> _Goal_
Give every line below again, exactly.

> _Supplied data_
* * *

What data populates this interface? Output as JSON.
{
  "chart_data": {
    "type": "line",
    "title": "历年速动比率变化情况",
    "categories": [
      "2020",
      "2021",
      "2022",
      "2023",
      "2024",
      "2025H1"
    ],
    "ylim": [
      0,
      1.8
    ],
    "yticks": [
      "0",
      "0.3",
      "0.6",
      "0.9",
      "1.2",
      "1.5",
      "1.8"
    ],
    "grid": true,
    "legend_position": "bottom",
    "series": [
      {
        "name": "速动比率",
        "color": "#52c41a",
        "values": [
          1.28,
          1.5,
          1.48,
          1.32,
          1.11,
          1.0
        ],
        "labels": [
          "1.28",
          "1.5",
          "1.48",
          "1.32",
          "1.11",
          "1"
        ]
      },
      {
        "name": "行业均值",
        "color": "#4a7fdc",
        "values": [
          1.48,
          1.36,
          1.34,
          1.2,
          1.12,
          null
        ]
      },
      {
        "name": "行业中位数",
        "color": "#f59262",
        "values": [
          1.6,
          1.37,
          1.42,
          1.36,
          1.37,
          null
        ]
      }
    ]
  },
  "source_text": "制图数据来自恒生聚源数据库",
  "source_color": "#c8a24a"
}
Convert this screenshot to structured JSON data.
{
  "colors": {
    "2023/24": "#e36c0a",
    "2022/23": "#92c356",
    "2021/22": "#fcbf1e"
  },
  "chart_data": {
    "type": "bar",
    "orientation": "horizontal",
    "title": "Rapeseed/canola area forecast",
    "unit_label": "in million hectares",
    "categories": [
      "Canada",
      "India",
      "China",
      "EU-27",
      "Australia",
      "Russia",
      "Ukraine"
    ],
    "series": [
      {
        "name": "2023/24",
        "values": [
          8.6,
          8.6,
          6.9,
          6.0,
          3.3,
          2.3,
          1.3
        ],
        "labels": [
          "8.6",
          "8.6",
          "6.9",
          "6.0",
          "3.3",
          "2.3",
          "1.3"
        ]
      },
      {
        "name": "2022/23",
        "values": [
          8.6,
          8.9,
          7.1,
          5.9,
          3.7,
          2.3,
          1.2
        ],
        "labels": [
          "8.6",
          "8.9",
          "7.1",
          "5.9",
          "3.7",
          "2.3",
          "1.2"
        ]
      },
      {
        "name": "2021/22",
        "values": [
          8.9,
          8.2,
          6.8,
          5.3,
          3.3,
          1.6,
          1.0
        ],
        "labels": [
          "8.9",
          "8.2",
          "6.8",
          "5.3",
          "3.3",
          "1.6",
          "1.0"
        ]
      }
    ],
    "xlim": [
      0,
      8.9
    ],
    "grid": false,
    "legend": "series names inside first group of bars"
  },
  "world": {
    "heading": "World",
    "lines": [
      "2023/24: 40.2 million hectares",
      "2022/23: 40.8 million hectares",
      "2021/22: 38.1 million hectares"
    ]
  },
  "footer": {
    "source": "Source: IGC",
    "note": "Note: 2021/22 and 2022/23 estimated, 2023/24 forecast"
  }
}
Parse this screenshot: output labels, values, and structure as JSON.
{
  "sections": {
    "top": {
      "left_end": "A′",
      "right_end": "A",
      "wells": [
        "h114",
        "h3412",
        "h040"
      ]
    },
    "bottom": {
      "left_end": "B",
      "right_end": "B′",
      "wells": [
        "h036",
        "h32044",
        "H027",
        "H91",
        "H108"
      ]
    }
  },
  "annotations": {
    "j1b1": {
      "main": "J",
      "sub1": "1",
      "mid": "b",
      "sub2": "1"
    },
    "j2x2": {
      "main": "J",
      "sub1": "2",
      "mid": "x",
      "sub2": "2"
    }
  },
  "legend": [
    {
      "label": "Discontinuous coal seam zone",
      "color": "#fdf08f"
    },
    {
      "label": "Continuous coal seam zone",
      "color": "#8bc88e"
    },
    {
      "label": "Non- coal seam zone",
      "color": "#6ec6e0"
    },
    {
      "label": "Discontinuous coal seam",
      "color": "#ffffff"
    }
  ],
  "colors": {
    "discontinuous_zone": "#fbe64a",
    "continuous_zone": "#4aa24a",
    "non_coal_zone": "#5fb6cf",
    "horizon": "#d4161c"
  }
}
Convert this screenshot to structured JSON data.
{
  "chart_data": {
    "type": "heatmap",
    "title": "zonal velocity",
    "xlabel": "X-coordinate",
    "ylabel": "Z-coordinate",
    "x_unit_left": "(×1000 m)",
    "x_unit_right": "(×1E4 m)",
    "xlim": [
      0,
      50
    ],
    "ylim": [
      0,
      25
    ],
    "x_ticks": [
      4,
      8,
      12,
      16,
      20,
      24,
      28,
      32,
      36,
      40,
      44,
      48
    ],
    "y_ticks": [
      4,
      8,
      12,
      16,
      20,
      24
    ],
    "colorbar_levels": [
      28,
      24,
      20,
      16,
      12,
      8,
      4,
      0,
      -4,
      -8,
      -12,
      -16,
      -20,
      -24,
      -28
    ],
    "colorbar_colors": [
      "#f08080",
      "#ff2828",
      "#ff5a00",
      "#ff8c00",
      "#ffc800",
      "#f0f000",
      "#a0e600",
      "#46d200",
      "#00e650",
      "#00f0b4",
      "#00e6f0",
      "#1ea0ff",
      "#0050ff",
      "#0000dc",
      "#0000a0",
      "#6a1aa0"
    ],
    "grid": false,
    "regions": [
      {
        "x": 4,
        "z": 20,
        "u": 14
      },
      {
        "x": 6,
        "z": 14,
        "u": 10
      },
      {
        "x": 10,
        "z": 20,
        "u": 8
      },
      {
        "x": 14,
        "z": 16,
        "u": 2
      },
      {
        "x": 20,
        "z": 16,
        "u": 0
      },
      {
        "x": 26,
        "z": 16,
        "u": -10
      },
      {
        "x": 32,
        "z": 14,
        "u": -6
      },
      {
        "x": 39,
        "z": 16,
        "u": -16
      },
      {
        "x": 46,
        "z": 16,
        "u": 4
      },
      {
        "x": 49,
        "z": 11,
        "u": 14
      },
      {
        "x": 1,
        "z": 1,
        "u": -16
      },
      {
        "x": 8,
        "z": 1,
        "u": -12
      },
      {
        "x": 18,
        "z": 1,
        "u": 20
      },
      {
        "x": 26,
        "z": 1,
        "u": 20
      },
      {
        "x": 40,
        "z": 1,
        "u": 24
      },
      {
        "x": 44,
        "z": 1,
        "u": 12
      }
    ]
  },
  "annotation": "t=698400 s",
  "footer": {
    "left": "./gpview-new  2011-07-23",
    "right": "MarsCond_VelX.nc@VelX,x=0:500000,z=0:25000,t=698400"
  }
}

* * *

> _Answer to this exercise_
What data populates this interface? Output as JSON.
{
  "chart_data": {
    "type": "line",
    "title": "历年速动比率变化情况",
    "categories": [
      "2020",
      "2021",
      "2022",
      "2023",
      "2024",
      "2025H1"
    ],
    "ylim": [
      0,
      1.8
    ],
    "yticks": [
      "0",
      "0.3",
      "0.6",
      "0.9",
      "1.2",
      "1.5",
      "1.8"
    ],
    "grid": true,
    "legend_position": "bottom",
    "series": [
      {
        "name": "速动比率",
        "color": "#52c41a",
        "values": [
          1.28,
          1.5,
          1.48,
          1.32,
          1.11,
          1.0
        ],
        "labels": [
          "1.28",
          "1.5",
          "1.48",
          "1.32",
          "1.11",
          "1"
        ]
      },
      {
        "name": "行业均值",
        "color": "#4a7fdc",
        "values": [
          1.48,
          1.36,
          1.34,
          1.2,
          1.12,
          null
        ]
      },
      {
        "name": "行业中位数",
        "color": "#f59262",
        "values": [
          1.6,
          1.37,
          1.42,
          1.36,
          1.37,
          null
        ]
      }
    ]
  },
  "source_text": "制图数据来自恒生聚源数据库",
  "source_color": "#c8a24a"
}
Convert this screenshot to structured JSON data.
{
  "colors": {
    "2023/24": "#e36c0a",
    "2022/23": "#92c356",
    "2021/22": "#fcbf1e"
  },
  "chart_data": {
    "type": "bar",
    "orientation": "horizontal",
    "title": "Rapeseed/canola area forecast",
    "unit_label": "in million hectares",
    "categories": [
      "Canada",
      "India",
      "China",
      "EU-27",
      "Australia",
      "Russia",
      "Ukraine"
    ],
    "series": [
      {
        "name": "2023/24",
        "values": [
          8.6,
          8.6,
          6.9,
          6.0,
          3.3,
          2.3,
          1.3
        ],
        "labels": [
          "8.6",
          "8.6",
          "6.9",
          "6.0",
          "3.3",
          "2.3",
          "1.3"
        ]
      },
      {
        "name": "2022/23",
        "values": [
          8.6,
          8.9,
          7.1,
          5.9,
          3.7,
          2.3,
          1.2
        ],
        "labels": [
          "8.6",
          "8.9",
          "7.1",
          "5.9",
          "3.7",
          "2.3",
          "1.2"
        ]
      },
      {
        "name": "2021/22",
        "values": [
          8.9,
          8.2,
          6.8,
          5.3,
          3.3,
          1.6,
          1.0
        ],
        "labels": [
          "8.9",
          "8.2",
          "6.8",
          "5.3",
          "3.3",
          "1.6",
          "1.0"
        ]
      }
    ],
    "xlim": [
      0,
      8.9
    ],
    "grid": false,
    "legend": "series names inside first group of bars"
  },
  "world": {
    "heading": "World",
    "lines": [
      "2023/24: 40.2 million hectares",
      "2022/23: 40.8 million hectares",
      "2021/22: 38.1 million hectares"
    ]
  },
  "footer": {
    "source": "Source: IGC",
    "note": "Note: 2021/22 and 2022/23 estimated, 2023/24 forecast"
  }
}
Parse this screenshot: output labels, values, and structure as JSON.
{
  "sections": {
    "top": {
      "left_end": "A′",
      "right_end": "A",
      "wells": [
        "h114",
        "h3412",
        "h040"
      ]
    },
    "bottom": {
      "left_end": "B",
      "right_end": "B′",
      "wells": [
        "h036",
        "h32044",
        "H027",
        "H91",
        "H108"
      ]
    }
  },
  "annotations": {
    "j1b1": {
      "main": "J",
      "sub1": "1",
      "mid": "b",
      "sub2": "1"
    },
    "j2x2": {
      "main": "J",
      "sub1": "2",
      "mid": "x",
      "sub2": "2"
    }
  },
  "legend": [
    {
      "label": "Discontinuous coal seam zone",
      "color": "#fdf08f"
    },
    {
      "label": "Continuous coal seam zone",
      "color": "#8bc88e"
    },
    {
      "label": "Non- coal seam zone",
      "color": "#6ec6e0"
    },
    {
      "label": "Discontinuous coal seam",
      "color": "#ffffff"
    }
  ],
  "colors": {
    "discontinuous_zone": "#fbe64a",
    "continuous_zone": "#4aa24a",
    "non_coal_zone": "#5fb6cf",
    "horizon": "#d4161c"
  }
}
Convert this screenshot to structured JSON data.
{
  "chart_data": {
    "type": "heatmap",
    "title": "zonal velocity",
    "xlabel": "X-coordinate",
    "ylabel": "Z-coordinate",
    "x_unit_left": "(×1000 m)",
    "x_unit_right": "(×1E4 m)",
    "xlim": [
      0,
      50
    ],
    "ylim": [
      0,
      25
    ],
    "x_ticks": [
      4,
      8,
      12,
      16,
      20,
      24,
      28,
      32,
      36,
      40,
      44,
      48
    ],
    "y_ticks": [
      4,
      8,
      12,
      16,
      20,
      24
    ],
    "colorbar_levels": [
      28,
      24,
      20,
      16,
      12,
      8,
      4,
      0,
      -4,
      -8,
      -12,
      -16,
      -20,
      -24,
      -28
    ],
    "colorbar_colors": [
      "#f08080",
      "#ff2828",
      "#ff5a00",
      "#ff8c00",
      "#ffc800",
      "#f0f000",
      "#a0e600",
      "#46d200",
      "#00e650",
      "#00f0b4",
      "#00e6f0",
      "#1ea0ff",
      "#0050ff",
      "#0000dc",
      "#0000a0",
      "#6a1aa0"
    ],
    "grid": false,
    "regions": [
      {
        "x": 4,
        "z": 20,
        "u": 14
      },
      {
        "x": 6,
        "z": 14,
        "u": 10
      },
      {
        "x": 10,
        "z": 20,
        "u": 8
      },
      {
        "x": 14,
        "z": 16,
        "u": 2
      },
      {
        "x": 20,
        "z": 16,
        "u": 0
      },
      {
        "x": 26,
        "z": 16,
        "u": -10
      },
      {
        "x": 32,
        "z": 14,
        "u": -6
      },
      {
        "x": 39,
        "z": 16,
        "u": -16
      },
      {
        "x": 46,
        "z": 16,
        "u": 4
      },
      {
        "x": 49,
        "z": 11,
        "u": 14
      },
      {
        "x": 1,
        "z": 1,
        "u": -16
      },
      {
        "x": 8,
        "z": 1,
        "u": -12
      },
      {
        "x": 18,
        "z": 1,
        "u": 20
      },
      {
        "x": 26,
        "z": 1,
        "u": 20
      },
      {
        "x": 40,
        "z": 1,
        "u": 24
      },
      {
        "x": 44,
        "z": 1,
        "u": 12
      }
    ]
  },
  "annotation": "t=698400 s",
  "footer": {
    "left": "./gpview-new  2011-07-23",
    "right": "MarsCond_VelX.nc@VelX,x=0:500000,z=0:25000,t=698400"
  }
}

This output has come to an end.